▶ Your objective
Copy each line exactly. Leave nothing out.

=== Recorded information ===

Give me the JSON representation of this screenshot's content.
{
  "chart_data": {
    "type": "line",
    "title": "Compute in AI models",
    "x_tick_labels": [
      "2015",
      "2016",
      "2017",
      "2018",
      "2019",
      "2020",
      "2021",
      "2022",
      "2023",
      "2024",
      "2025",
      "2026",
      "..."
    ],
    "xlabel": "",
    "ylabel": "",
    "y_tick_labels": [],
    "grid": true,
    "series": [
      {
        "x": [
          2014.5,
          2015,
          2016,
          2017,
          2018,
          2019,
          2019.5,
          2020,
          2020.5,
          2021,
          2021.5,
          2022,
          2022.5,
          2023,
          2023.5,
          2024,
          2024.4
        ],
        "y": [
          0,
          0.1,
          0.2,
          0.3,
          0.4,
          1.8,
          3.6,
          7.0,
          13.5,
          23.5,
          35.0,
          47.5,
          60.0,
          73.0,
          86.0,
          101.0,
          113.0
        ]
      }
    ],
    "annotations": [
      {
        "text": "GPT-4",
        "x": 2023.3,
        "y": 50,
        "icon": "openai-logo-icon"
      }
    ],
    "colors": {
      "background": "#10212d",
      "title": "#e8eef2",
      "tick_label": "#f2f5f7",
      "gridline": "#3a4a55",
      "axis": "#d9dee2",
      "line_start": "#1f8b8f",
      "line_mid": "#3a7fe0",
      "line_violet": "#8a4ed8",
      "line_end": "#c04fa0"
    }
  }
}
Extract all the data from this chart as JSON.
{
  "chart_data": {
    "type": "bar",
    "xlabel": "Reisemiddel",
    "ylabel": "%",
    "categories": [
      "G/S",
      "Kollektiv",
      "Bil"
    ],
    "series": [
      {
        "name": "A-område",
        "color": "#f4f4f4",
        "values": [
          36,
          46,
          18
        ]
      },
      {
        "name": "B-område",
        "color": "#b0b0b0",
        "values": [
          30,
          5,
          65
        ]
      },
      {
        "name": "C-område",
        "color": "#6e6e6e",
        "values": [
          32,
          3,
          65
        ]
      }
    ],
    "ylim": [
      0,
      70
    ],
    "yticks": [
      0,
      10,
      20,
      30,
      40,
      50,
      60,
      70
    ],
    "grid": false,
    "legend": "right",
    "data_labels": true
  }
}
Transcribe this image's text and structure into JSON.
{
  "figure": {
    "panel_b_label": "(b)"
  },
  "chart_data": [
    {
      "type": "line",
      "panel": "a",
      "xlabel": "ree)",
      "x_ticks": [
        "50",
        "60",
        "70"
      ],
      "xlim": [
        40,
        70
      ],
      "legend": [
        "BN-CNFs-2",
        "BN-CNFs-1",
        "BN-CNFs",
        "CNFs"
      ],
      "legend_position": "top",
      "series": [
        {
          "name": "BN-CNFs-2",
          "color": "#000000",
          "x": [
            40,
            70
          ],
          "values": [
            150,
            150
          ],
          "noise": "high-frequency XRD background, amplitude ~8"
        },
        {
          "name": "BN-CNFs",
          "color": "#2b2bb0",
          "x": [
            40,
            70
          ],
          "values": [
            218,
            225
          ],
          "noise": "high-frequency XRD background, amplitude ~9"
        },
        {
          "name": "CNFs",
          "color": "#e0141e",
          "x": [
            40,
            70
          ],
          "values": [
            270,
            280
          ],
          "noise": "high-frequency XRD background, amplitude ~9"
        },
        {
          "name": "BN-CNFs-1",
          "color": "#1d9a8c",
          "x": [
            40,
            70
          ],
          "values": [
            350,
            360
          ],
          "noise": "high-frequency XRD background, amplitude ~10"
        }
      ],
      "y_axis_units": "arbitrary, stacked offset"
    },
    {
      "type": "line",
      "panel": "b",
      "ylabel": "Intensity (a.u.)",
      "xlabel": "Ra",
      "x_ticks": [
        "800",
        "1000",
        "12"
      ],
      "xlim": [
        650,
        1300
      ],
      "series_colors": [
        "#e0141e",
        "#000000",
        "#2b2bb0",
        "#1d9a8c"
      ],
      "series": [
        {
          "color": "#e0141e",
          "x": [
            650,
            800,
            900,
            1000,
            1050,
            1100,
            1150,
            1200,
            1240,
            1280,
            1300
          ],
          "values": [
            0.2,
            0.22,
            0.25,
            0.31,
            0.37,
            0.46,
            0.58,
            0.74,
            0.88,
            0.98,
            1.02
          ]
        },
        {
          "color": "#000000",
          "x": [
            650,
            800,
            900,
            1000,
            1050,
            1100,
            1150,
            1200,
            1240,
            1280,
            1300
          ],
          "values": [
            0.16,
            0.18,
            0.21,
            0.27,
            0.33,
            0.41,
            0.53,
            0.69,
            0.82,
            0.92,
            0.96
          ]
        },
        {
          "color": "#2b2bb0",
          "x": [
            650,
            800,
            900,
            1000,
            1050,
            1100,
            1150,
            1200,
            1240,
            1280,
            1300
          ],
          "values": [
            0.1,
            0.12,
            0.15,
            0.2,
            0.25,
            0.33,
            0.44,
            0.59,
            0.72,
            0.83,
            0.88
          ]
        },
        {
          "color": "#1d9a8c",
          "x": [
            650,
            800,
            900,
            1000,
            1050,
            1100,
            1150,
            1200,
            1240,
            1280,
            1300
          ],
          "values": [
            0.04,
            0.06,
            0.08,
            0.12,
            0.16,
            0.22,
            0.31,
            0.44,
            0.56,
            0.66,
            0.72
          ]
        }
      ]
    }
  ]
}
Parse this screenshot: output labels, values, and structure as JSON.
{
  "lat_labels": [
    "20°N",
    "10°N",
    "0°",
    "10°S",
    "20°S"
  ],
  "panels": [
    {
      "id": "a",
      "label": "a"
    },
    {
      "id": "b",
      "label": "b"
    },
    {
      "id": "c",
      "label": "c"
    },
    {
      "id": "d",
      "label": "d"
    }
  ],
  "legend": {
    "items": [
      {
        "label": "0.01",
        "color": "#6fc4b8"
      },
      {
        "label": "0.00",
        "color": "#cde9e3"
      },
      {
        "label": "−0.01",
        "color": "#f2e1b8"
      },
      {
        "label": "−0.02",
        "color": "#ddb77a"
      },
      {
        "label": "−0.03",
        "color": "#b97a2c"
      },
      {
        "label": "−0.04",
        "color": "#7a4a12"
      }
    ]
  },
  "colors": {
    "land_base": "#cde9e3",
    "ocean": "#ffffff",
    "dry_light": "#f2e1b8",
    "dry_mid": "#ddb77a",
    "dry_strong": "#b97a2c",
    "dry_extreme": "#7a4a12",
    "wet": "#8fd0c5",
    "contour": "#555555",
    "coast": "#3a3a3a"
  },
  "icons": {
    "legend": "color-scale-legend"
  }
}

===

▶ Full solution
Give me the JSON representation of this screenshot's content.
{
  "chart_data": {
    "type": "line",
    "title": "Compute in AI models",
    "x_tick_labels": [
      "2015",
      "2016",
      "2017",
      "2018",
      "2019",
      "2020",
      "2021",
      "2022",
      "2023",
      "2024",
      "2025",
      "2026",
      "..."
    ],
    "xlabel": "",
    "ylabel": "",
    "y_tick_labels": [],
    "grid": true,
    "series": [
      {
        "x": [
          2014.5,
          2015,
          2016,
          2017,
          2018,
          2019,
          2019.5,
          2020,
          2020.5,
          2021,
          2021.5,
          2022,
          2022.5,
          2023,
          2023.5,
          2024,
          2024.4
        ],
        "y": [
          0,
          0.1,
          0.2,
          0.3,
          0.4,
          1.8,
          3.6,
          7.0,
          13.5,
          23.5,
          35.0,
          47.5,
          60.0,
          73.0,
          86.0,
          101.0,
          113.0
        ]
      }
    ],
    "annotations": [
      {
        "text": "GPT-4",
        "x": 2023.3,
        "y": 50,
        "icon": "openai-logo-icon"
      }
    ],
    "colors": {
      "background": "#10212d",
      "title": "#e8eef2",
      "tick_label": "#f2f5f7",
      "gridline": "#3a4a55",
      "axis": "#d9dee2",
      "line_start": "#1f8b8f",
      "line_mid": "#3a7fe0",
      "line_violet": "#8a4ed8",
      "line_end": "#c04fa0"
    }
  }
}
Extract all the data from this chart as JSON.
{
  "chart_data": {
    "type": "bar",
    "xlabel": "Reisemiddel",
    "ylabel": "%",
    "categories": [
      "G/S",
      "Kollektiv",
      "Bil"
    ],
    "series": [
      {
        "name": "A-område",
        "color": "#f4f4f4",
        "values": [
          36,
          46,
          18
        ]
      },
      {
        "name": "B-område",
        "color": "#b0b0b0",
        "values": [
          30,
          5,
          65
        ]
      },
      {
        "name": "C-område",
        "color": "#6e6e6e",
        "values": [
          32,
          3,
          65
        ]
      }
    ],
    "ylim": [
      0,
      70
    ],
    "yticks": [
      0,
      10,
      20,
      30,
      40,
      50,
      60,
      70
    ],
    "grid": false,
    "legend": "right",
    "data_labels": true
  }
}
Transcribe this image's text and structure into JSON.
{
  "figure": {
    "panel_b_label": "(b)"
  },
  "chart_data": [
    {
      "type": "line",
      "panel": "a",
      "xlabel": "ree)",
      "x_ticks": [
        "50",
        "60",
        "70"
      ],
      "xlim": [
        40,
        70
      ],
      "legend": [
        "BN-CNFs-2",
        "BN-CNFs-1",
        "BN-CNFs",
        "CNFs"
      ],
      "legend_position": "top",
      "series": [
        {
          "name": "BN-CNFs-2",
          "color": "#000000",
          "x": [
            40,
            70
          ],
          "values": [
            150,
            150
          ],
          "noise": "high-frequency XRD background, amplitude ~8"
        },
        {
          "name": "BN-CNFs",
          "color": "#2b2bb0",
          "x": [
            40,
            70
          ],
          "values": [
            218,
            225
          ],
          "noise": "high-frequency XRD background, amplitude ~9"
        },
        {
          "name": "CNFs",
          "color": "#e0141e",
          "x": [
            40,
            70
          ],
          "values": [
            270,
            280
          ],
          "noise": "high-frequency XRD background, amplitude ~9"
        },
        {
          "name": "BN-CNFs-1",
          "color": "#1d9a8c",
          "x": [
            40,
            70
          ],
          "values": [
            350,
            360
          ],
          "noise": "high-frequency XRD background, amplitude ~10"
        }
      ],
      "y_axis_units": "arbitrary, stacked offset"
    },
    {
      "type": "line",
      "panel": "b",
      "ylabel": "Intensity (a.u.)",
      "xlabel": "Ra",
      "x_ticks": [
        "800",
        "1000",
        "12"
      ],
      "xlim": [
        650,
        1300
      ],
      "series_colors": [
        "#e0141e",
        "#000000",
        "#2b2bb0",
        "#1d9a8c"
      ],
      "series": [
        {
          "color": "#e0141e",
          "x": [
            650,
            800,
            900,
            1000,
            1050,
            1100,
            1150,
            1200,
            1240,
            1280,
            1300
          ],
          "values": [
            0.2,
            0.22,
            0.25,
            0.31,
            0.37,
            0.46,
            0.58,
            0.74,
            0.88,
            0.98,
            1.02
          ]
        },
        {
          "color": "#000000",
          "x": [
            650,
            800,
            900,
            1000,
            1050,
            1100,
            1150,
            1200,
            1240,
            1280,
            1300
          ],
          "values": [
            0.16,
            0.18,
            0.21,
            0.27,
            0.33,
            0.41,
            0.53,
            0.69,
            0.82,
            0.92,
            0.96
          ]
        },
        {
          "color": "#2b2bb0",
          "x": [
            650,
            800,
            900,
            1000,
            1050,
            1100,
            1150,
            1200,
            1240,
            1280,
            1300
          ],
          "values": [
            0.1,
            0.12,
            0.15,
            0.2,
            0.25,
            0.33,
            0.44,
            0.59,
            0.72,
            0.83,
            0.88
          ]
        },
        {
          "color": "#1d9a8c",
          "x": [
            650,
            800,
            900,
            1000,
            1050,
            1100,
            1150,
            1200,
            1240,
            1280,
            1300
          ],
          "values": [
            0.04,
            0.06,
            0.08,
            0.12,
            0.16,
            0.22,
            0.31,
            0.44,
            0.56,
            0.66,
            0.72
          ]
        }
      ]
    }
  ]
}
Parse this screenshot: output labels, values, and structure as JSON.
{
  "lat_labels": [
    "20°N",
    "10°N",
    "0°",
    "10°S",
    "20°S"
  ],
  "panels": [
    {
      "id": "a",
      "label": "a"
    },
    {
      "id": "b",
      "label": "b"
    },
    {
      "id": "c",
      "label": "c"
    },
    {
      "id": "d",
      "label": "d"
    }
  ],
  "legend": {
    "items": [
      {
        "label": "0.01",
        "color": "#6fc4b8"
      },
      {
        "label": "0.00",
        "color": "#cde9e3"
      },
      {
        "label": "−0.01",
        "color": "#f2e1b8"
      },
      {
        "label": "−0.02",
        "color": "#ddb77a"
      },
      {
        "label": "−0.03",
        "color": "#b97a2c"
      },
      {
        "label": "−0.04",
        "color": "#7a4a12"
      }
    ]
  },
  "colors": {
    "land_base": "#cde9e3",
    "ocean": "#ffffff",
    "dry_light": "#f2e1b8",
    "dry_mid": "#ddb77a",
    "dry_strong": "#b97a2c",
    "dry_extreme": "#7a4a12",
    "wet": "#8fd0c5",
    "contour": "#555555",
    "coast": "#3a3a3a"
  },
  "icons": {
    "legend": "color-scale-legend"
  }
}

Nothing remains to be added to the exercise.